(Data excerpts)
• • •

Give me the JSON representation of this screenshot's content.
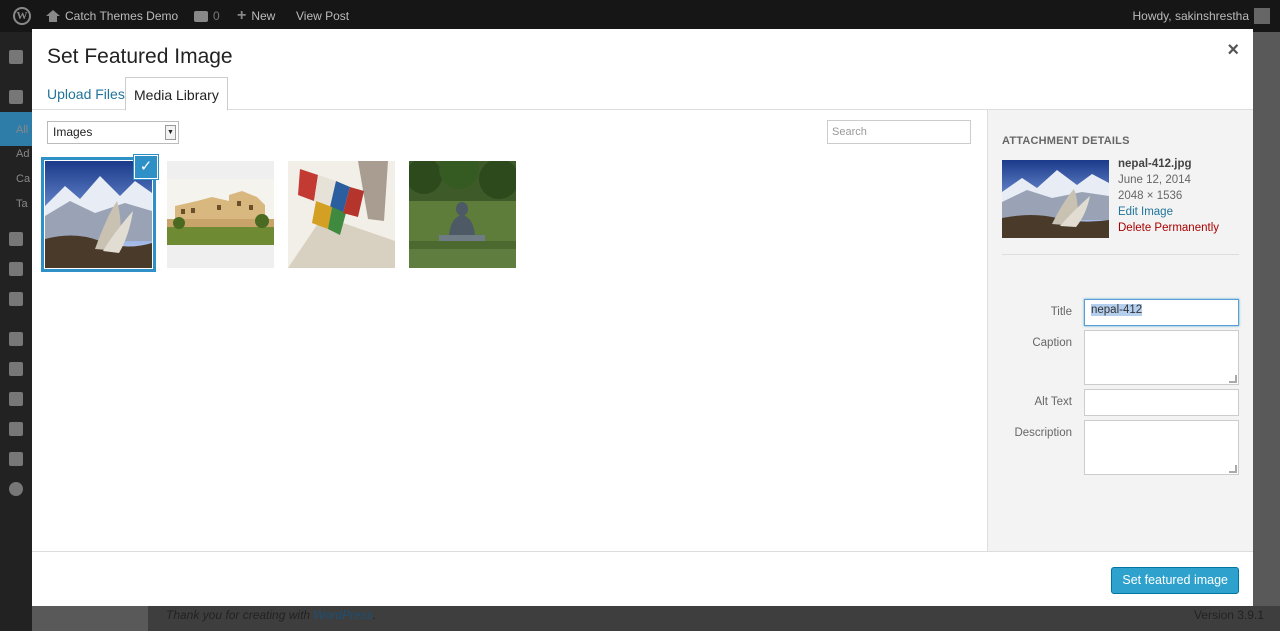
{
  "admin_bar": {
    "site_name": "Catch Themes Demo",
    "comments_count": "0",
    "new_label": "New",
    "view_post_label": "View Post",
    "greeting": "Howdy, sakinshrestha"
  },
  "admin_menu": {
    "labels": [
      "All",
      "Ad",
      "Ca",
      "Ta"
    ]
  },
  "footer": {
    "thank_you_prefix": "Thank you for creating with ",
    "thank_you_link": "WordPress",
    "thank_you_suffix": ".",
    "version": "Version 3.9.1"
  },
  "modal": {
    "title": "Set Featured Image",
    "close_icon": "×",
    "tabs": [
      {
        "label": "Upload Files",
        "active": false
      },
      {
        "label": "Media Library",
        "active": true
      }
    ],
    "filter": {
      "selected": "Images"
    },
    "search": {
      "placeholder": "Search",
      "value": ""
    },
    "attachments": [
      {
        "name": "nepal-412",
        "selected": true
      },
      {
        "name": "resort",
        "selected": false
      },
      {
        "name": "prayer-flags",
        "selected": false
      },
      {
        "name": "buddha-statue",
        "selected": false
      }
    ],
    "details": {
      "heading": "ATTACHMENT DETAILS",
      "filename": "nepal-412.jpg",
      "date": "June 12, 2014",
      "dimensions": "2048 × 1536",
      "edit_label": "Edit Image",
      "delete_label": "Delete Permanently",
      "fields": {
        "title_label": "Title",
        "title_value": "nepal-412",
        "caption_label": "Caption",
        "caption_value": "",
        "alt_label": "Alt Text",
        "alt_value": "",
        "description_label": "Description",
        "description_value": ""
      }
    },
    "primary_button": "Set featured image",
    "colors": {
      "accent": "#2ea2cc",
      "selection": "#2e90c7",
      "link": "#21759b",
      "danger": "#aa0000"
    }
  }
}
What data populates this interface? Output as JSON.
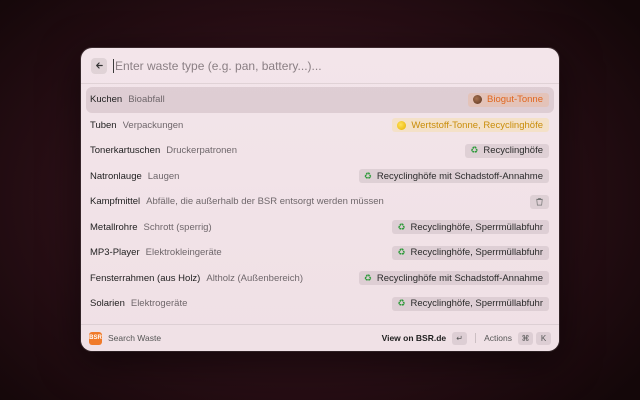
{
  "search": {
    "placeholder": "Enter waste type (e.g. pan, battery...)..."
  },
  "items": [
    {
      "name": "Kuchen",
      "category": "Bioabfall",
      "tag": "Biogut-Tonne",
      "tag_icon": "brown-circle-icon",
      "style": "orange",
      "selected": true
    },
    {
      "name": "Tuben",
      "category": "Verpackungen",
      "tag": "Wertstoff-Tonne, Recyclinghöfe",
      "tag_icon": "yellow-circle-icon",
      "style": "yellow"
    },
    {
      "name": "Tonerkartuschen",
      "category": "Druckerpatronen",
      "tag": "Recyclinghöfe",
      "tag_icon": "recycle-icon",
      "style": "green"
    },
    {
      "name": "Natronlauge",
      "category": "Laugen",
      "tag": "Recyclinghöfe mit Schadstoff-Annahme",
      "tag_icon": "recycle-icon",
      "style": "green"
    },
    {
      "name": "Kampfmittel",
      "category": "Abfälle, die außerhalb der BSR entsorgt werden müssen",
      "tag": "",
      "tag_icon": "trash-icon",
      "style": "icon-only"
    },
    {
      "name": "Metallrohre",
      "category": "Schrott (sperrig)",
      "tag": "Recyclinghöfe, Sperrmüllabfuhr",
      "tag_icon": "recycle-icon",
      "style": "green"
    },
    {
      "name": "MP3-Player",
      "category": "Elektrokleingeräte",
      "tag": "Recyclinghöfe, Sperrmüllabfuhr",
      "tag_icon": "recycle-icon",
      "style": "green"
    },
    {
      "name": "Fensterrahmen (aus Holz)",
      "category": "Altholz (Außenbereich)",
      "tag": "Recyclinghöfe mit Schadstoff-Annahme",
      "tag_icon": "recycle-icon",
      "style": "green"
    },
    {
      "name": "Solarien",
      "category": "Elektrogeräte",
      "tag": "Recyclinghöfe, Sperrmüllabfuhr",
      "tag_icon": "recycle-icon",
      "style": "green"
    }
  ],
  "footer": {
    "app_logo": "BSR",
    "app_name": "Search Waste",
    "primary_action": "View on BSR.de",
    "enter_key": "↵",
    "actions_label": "Actions",
    "cmd_key": "⌘",
    "k_key": "K"
  }
}
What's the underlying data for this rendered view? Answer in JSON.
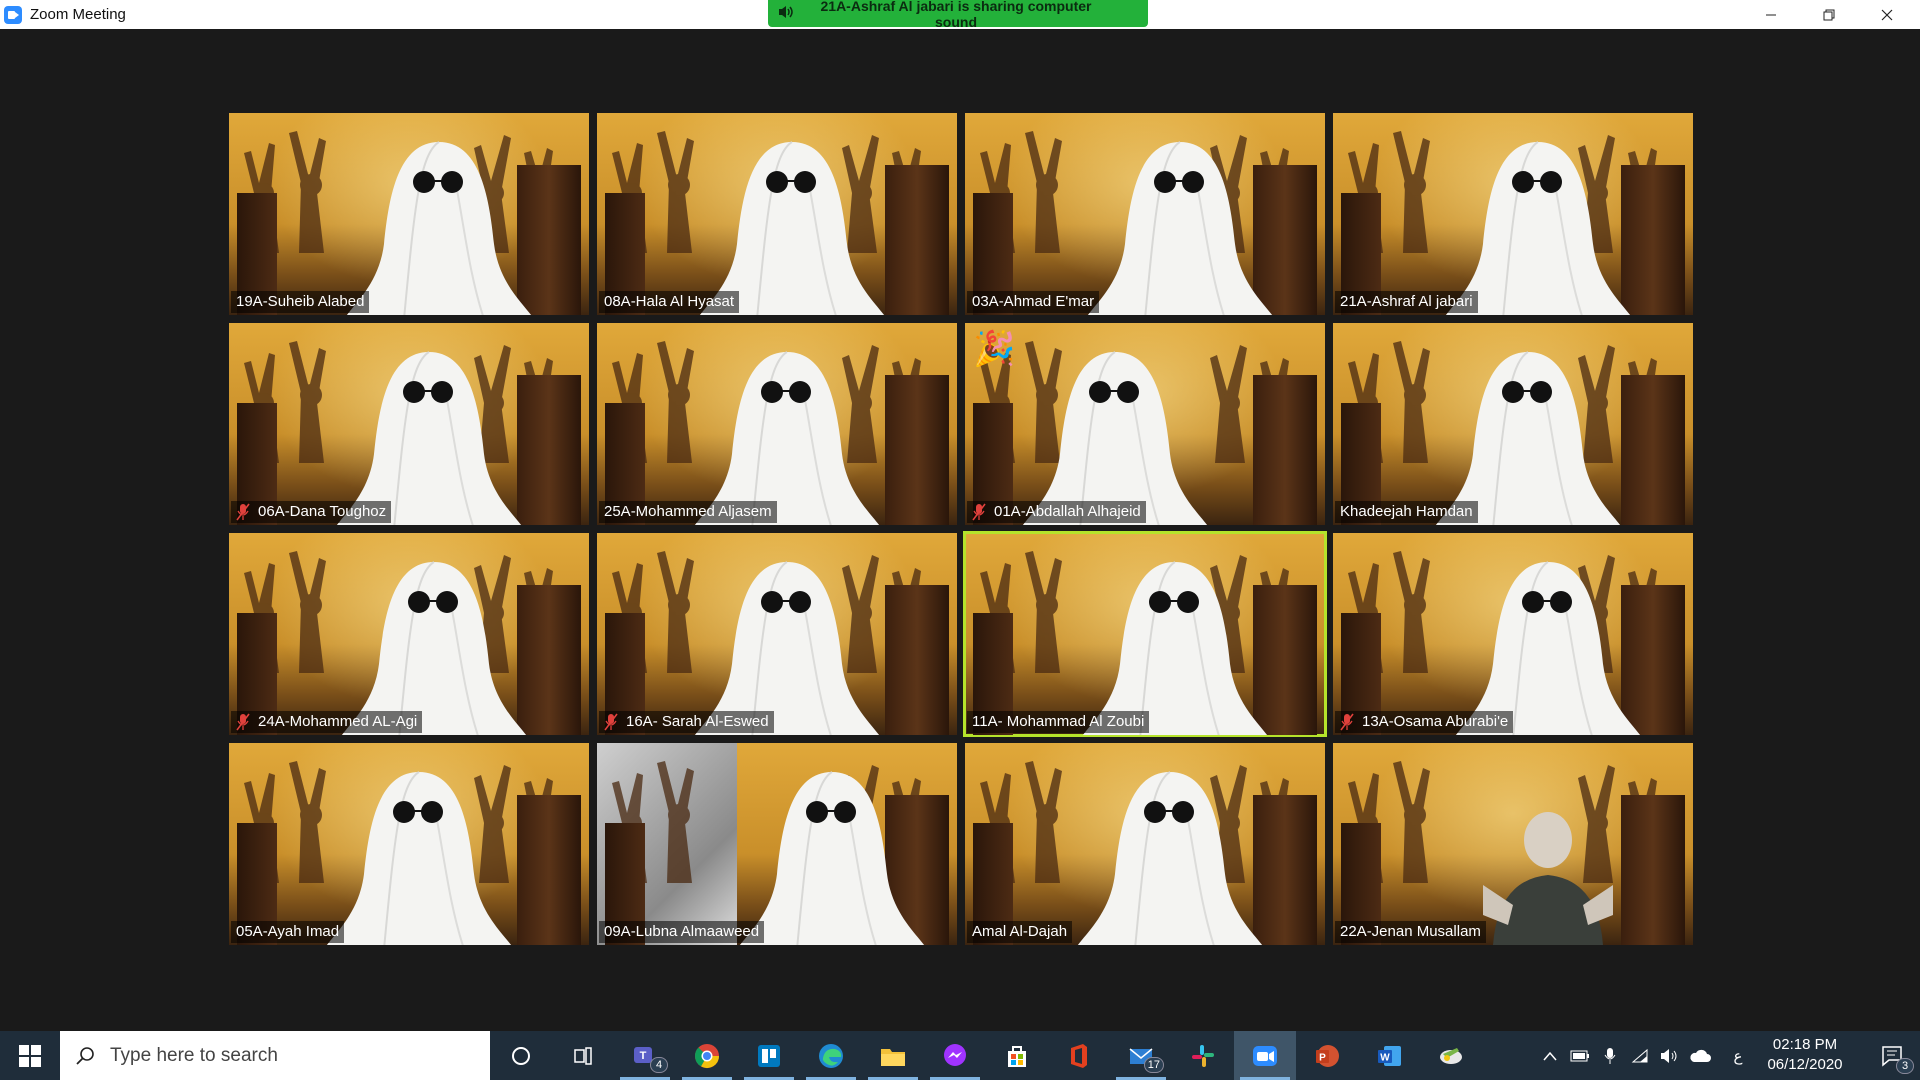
{
  "window": {
    "title": "Zoom Meeting",
    "sharing_banner": "21A-Ashraf Al jabari is sharing computer sound"
  },
  "participants": [
    {
      "name": "19A-Suheib Alabed",
      "muted": false,
      "speaking": false
    },
    {
      "name": "08A-Hala Al Hyasat",
      "muted": false,
      "speaking": false
    },
    {
      "name": "03A-Ahmad E'mar",
      "muted": false,
      "speaking": false
    },
    {
      "name": "21A-Ashraf Al jabari",
      "muted": false,
      "speaking": false
    },
    {
      "name": "06A-Dana Toughoz",
      "muted": true,
      "speaking": false
    },
    {
      "name": "25A-Mohammed Aljasem",
      "muted": false,
      "speaking": false
    },
    {
      "name": "01A-Abdallah Alhajeid",
      "muted": true,
      "speaking": false,
      "reaction": "🎉"
    },
    {
      "name": "Khadeejah Hamdan",
      "muted": false,
      "speaking": false
    },
    {
      "name": "24A-Mohammed AL-Agi",
      "muted": true,
      "speaking": false
    },
    {
      "name": "16A- Sarah Al-Eswed",
      "muted": true,
      "speaking": false
    },
    {
      "name": "11A- Mohammad Al Zoubi",
      "muted": false,
      "speaking": true
    },
    {
      "name": "13A-Osama Aburabi'e",
      "muted": true,
      "speaking": false
    },
    {
      "name": "05A-Ayah Imad",
      "muted": false,
      "speaking": false
    },
    {
      "name": "09A-Lubna Almaaweed",
      "muted": false,
      "speaking": false
    },
    {
      "name": "Amal Al-Dajah",
      "muted": false,
      "speaking": false
    },
    {
      "name": "22A-Jenan Musallam",
      "muted": false,
      "speaking": false
    }
  ],
  "taskbar": {
    "search_placeholder": "Type here to search",
    "apps": [
      {
        "icon": "teams-icon",
        "badge": "4"
      },
      {
        "icon": "chrome-icon"
      },
      {
        "icon": "trello-icon"
      },
      {
        "icon": "edge-icon"
      },
      {
        "icon": "file-explorer-icon"
      },
      {
        "icon": "messenger-icon"
      },
      {
        "icon": "store-icon"
      },
      {
        "icon": "office-icon"
      },
      {
        "icon": "mail-icon",
        "badge": "17"
      },
      {
        "icon": "slack-icon"
      },
      {
        "icon": "zoom-icon"
      },
      {
        "icon": "powerpoint-icon"
      },
      {
        "icon": "word-icon"
      },
      {
        "icon": "whiteboard-icon"
      }
    ],
    "tray": {
      "language": "ع",
      "time": "02:18 PM",
      "date": "06/12/2020",
      "notification_count": "3"
    }
  }
}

• • •

What is asked
Every record must be copied exactly, with the pictures left out.

Full solution
Give me the JSON representation of this screenshot's content.
{
  "admin_bar": {
    "site_name": "Catch Themes Demo",
    "comments_count": "0",
    "new_label": "New",
    "view_post_label": "View Post",
    "greeting": "Howdy, sakinshrestha"
  },
  "admin_menu": {
    "labels": [
      "All",
      "Ad",
      "Ca",
      "Ta"
    ]
  },
  "footer": {
    "thank_you_prefix": "Thank you for creating with ",
    "thank_you_link": "WordPress",
    "thank_you_suffix": ".",
    "version": "Version 3.9.1"
  },
  "modal": {
    "title": "Set Featured Image",
    "close_icon": "×",
    "tabs": [
      {
        "label": "Upload Files",
        "active": false
      },
      {
        "label": "Media Library",
        "active": true
      }
    ],
    "filter": {
      "selected": "Images"
    },
    "search": {
      "placeholder": "Search",
      "value": ""
    },
    "attachments": [
      {
        "name": "nepal-412",
        "selected": true
      },
      {
        "name": "resort",
        "selected": false
      },
      {
        "name": "prayer-flags",
        "selected": false
      },
      {
        "name": "buddha-statue",
        "selected": false
      }
    ],
    "details": {
      "heading": "ATTACHMENT DETAILS",
      "filename": "nepal-412.jpg",
      "date": "June 12, 2014",
      "dimensions": "2048 × 1536",
      "edit_label": "Edit Image",
      "delete_label": "Delete Permanently",
      "fields": {
        "title_label": "Title",
        "title_value": "nepal-412",
        "caption_label": "Caption",
        "caption_value": "",
        "alt_label": "Alt Text",
        "alt_value": "",
        "description_label": "Description",
        "description_value": ""
      }
    },
    "primary_button": "Set featured image",
    "colors": {
      "accent": "#2ea2cc",
      "selection": "#2e90c7",
      "link": "#21759b",
      "danger": "#aa0000"
    }
  }
}
What data populates this interface? Output as JSON.
{
  "search": {
    "placeholder": "Enter waste type (e.g. pan, battery...)..."
  },
  "items": [
    {
      "name": "Kuchen",
      "category": "Bioabfall",
      "tag": "Biogut-Tonne",
      "tag_icon": "brown-circle-icon",
      "style": "orange",
      "selected": true
    },
    {
      "name": "Tuben",
      "category": "Verpackungen",
      "tag": "Wertstoff-Tonne, Recyclinghöfe",
      "tag_icon": "yellow-circle-icon",
      "style": "yellow"
    },
    {
      "name": "Tonerkartuschen",
      "category": "Druckerpatronen",
      "tag": "Recyclinghöfe",
      "tag_icon": "recycle-icon",
      "style": "green"
    },
    {
      "name": "Natronlauge",
      "category": "Laugen",
      "tag": "Recyclinghöfe mit Schadstoff-Annahme",
      "tag_icon": "recycle-icon",
      "style": "green"
    },
    {
      "name": "Kampfmittel",
      "category": "Abfälle, die außerhalb der BSR entsorgt werden müssen",
      "tag": "",
      "tag_icon": "trash-icon",
      "style": "icon-only"
    },
    {
      "name": "Metallrohre",
      "category": "Schrott (sperrig)",
      "tag": "Recyclinghöfe, Sperrmüllabfuhr",
      "tag_icon": "recycle-icon",
      "style": "green"
    },
    {
      "name": "MP3-Player",
      "category": "Elektrokleingeräte",
      "tag": "Recyclinghöfe, Sperrmüllabfuhr",
      "tag_icon": "recycle-icon",
      "style": "green"
    },
    {
      "name": "Fensterrahmen (aus Holz)",
      "category": "Altholz (Außenbereich)",
      "tag": "Recyclinghöfe mit Schadstoff-Annahme",
      "tag_icon": "recycle-icon",
      "style": "green"
    },
    {
      "name": "Solarien",
      "category": "Elektrogeräte",
      "tag": "Recyclinghöfe, Sperrmüllabfuhr",
      "tag_icon": "recycle-icon",
      "style": "green"
    }
  ],
  "footer": {
    "app_logo": "BSR",
    "app_name": "Search Waste",
    "primary_action": "View on BSR.de",
    "enter_key": "↵",
    "actions_label": "Actions",
    "cmd_key": "⌘",
    "k_key": "K"
  }
}
What's the underlying data for this rendered view? Answer in JSON.
{
  "window": {
    "title": "Zoom Meeting",
    "sharing_banner": "21A-Ashraf Al jabari is sharing computer sound"
  },
  "participants": [
    {
      "name": "19A-Suheib Alabed",
      "muted": false,
      "speaking": false
    },
    {
      "name": "08A-Hala Al Hyasat",
      "muted": false,
      "speaking": false
    },
    {
      "name": "03A-Ahmad E'mar",
      "muted": false,
      "speaking": false
    },
    {
      "name": "21A-Ashraf Al jabari",
      "muted": false,
      "speaking": false
    },
    {
      "name": "06A-Dana Toughoz",
      "muted": true,
      "speaking": false
    },
    {
      "name": "25A-Mohammed Aljasem",
      "muted": false,
      "speaking": false
    },
    {
      "name": "01A-Abdallah Alhajeid",
      "muted": true,
      "speaking": false,
      "reaction": "🎉"
    },
    {
      "name": "Khadeejah Hamdan",
      "muted": false,
      "speaking": false
    },
    {
      "name": "24A-Mohammed AL-Agi",
      "muted": true,
      "speaking": false
    },
    {
      "name": "16A- Sarah Al-Eswed",
      "muted": true,
      "speaking": false
    },
    {
      "name": "11A- Mohammad Al Zoubi",
      "muted": false,
      "speaking": true
    },
    {
      "name": "13A-Osama Aburabi'e",
      "muted": true,
      "speaking": false
    },
    {
      "name": "05A-Ayah Imad",
      "muted": false,
      "speaking": false
    },
    {
      "name": "09A-Lubna Almaaweed",
      "muted": false,
      "speaking": false
    },
    {
      "name": "Amal Al-Dajah",
      "muted": false,
      "speaking": false
    },
    {
      "name": "22A-Jenan Musallam",
      "muted": false,
      "speaking": false
    }
  ],
  "taskbar": {
    "search_placeholder": "Type here to search",
    "apps": [
      {
        "icon": "teams-icon",
        "badge": "4"
      },
      {
        "icon": "chrome-icon"
      },
      {
        "icon": "trello-icon"
      },
      {
        "icon": "edge-icon"
      },
      {
        "icon": "file-explorer-icon"
      },
      {
        "icon": "messenger-icon"
      },
      {
        "icon": "store-icon"
      },
      {
        "icon": "office-icon"
      },
      {
        "icon": "mail-icon",
        "badge": "17"
      },
      {
        "icon": "slack-icon"
      },
      {
        "icon": "zoom-icon"
      },
      {
        "icon": "powerpoint-icon"
      },
      {
        "icon": "word-icon"
      },
      {
        "icon": "whiteboard-icon"
      }
    ],
    "tray": {
      "language": "ع",
      "time": "02:18 PM",
      "date": "06/12/2020",
      "notification_count": "3"
    }
  }
}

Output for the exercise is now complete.